Description of the task — Copy the listing from the line with "Give bounding boxes" to the line with "Text: N: N [268, 71, 282, 89]", replacing "Text" with "Label" and changing nothing else. Give only those lines.

Provided records —
• • • • •

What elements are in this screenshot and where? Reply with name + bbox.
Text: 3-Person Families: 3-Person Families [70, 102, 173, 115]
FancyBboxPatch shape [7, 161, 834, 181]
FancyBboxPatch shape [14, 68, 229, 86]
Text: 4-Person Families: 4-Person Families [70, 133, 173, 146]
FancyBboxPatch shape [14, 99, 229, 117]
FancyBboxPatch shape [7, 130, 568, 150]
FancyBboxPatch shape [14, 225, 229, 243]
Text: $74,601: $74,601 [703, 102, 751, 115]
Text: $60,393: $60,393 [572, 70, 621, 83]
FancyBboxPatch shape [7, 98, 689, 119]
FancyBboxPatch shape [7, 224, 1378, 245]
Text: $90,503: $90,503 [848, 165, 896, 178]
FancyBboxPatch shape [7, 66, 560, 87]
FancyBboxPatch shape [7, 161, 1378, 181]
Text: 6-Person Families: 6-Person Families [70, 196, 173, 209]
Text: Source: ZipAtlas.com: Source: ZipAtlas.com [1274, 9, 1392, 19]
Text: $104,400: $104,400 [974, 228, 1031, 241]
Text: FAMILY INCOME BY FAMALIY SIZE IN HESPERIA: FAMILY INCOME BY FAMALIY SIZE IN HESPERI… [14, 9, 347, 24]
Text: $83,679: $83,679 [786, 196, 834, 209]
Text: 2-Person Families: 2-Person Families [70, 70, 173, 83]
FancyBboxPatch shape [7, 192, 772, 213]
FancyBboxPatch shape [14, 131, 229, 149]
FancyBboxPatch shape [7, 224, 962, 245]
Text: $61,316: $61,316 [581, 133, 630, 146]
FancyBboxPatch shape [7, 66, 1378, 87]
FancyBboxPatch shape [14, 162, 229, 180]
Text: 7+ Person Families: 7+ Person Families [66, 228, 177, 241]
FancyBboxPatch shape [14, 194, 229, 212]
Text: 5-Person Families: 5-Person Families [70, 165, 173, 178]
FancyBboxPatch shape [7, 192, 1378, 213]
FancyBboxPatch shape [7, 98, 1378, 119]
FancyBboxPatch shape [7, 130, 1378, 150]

• • • • •

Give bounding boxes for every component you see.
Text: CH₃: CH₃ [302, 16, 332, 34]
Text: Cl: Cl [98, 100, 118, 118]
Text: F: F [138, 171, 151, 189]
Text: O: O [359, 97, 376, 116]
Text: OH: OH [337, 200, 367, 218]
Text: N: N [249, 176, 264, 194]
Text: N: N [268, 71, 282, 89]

• • • • •

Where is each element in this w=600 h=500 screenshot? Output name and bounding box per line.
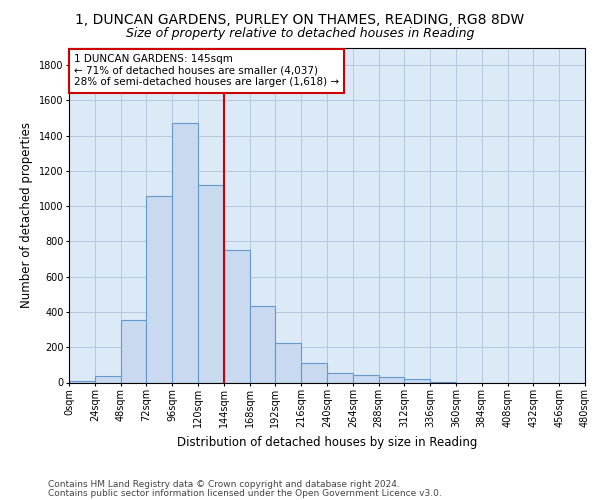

• • • • •

Task output —
Give bounding boxes for every component you see.
Label: CH₃: CH₃ [302, 16, 332, 34]
Label: Cl: Cl [98, 100, 118, 118]
Label: F: F [138, 171, 151, 189]
Label: O: O [359, 97, 376, 116]
Label: OH: OH [337, 200, 367, 218]
Label: N: N [249, 176, 264, 194]
Label: N: N [268, 71, 282, 89]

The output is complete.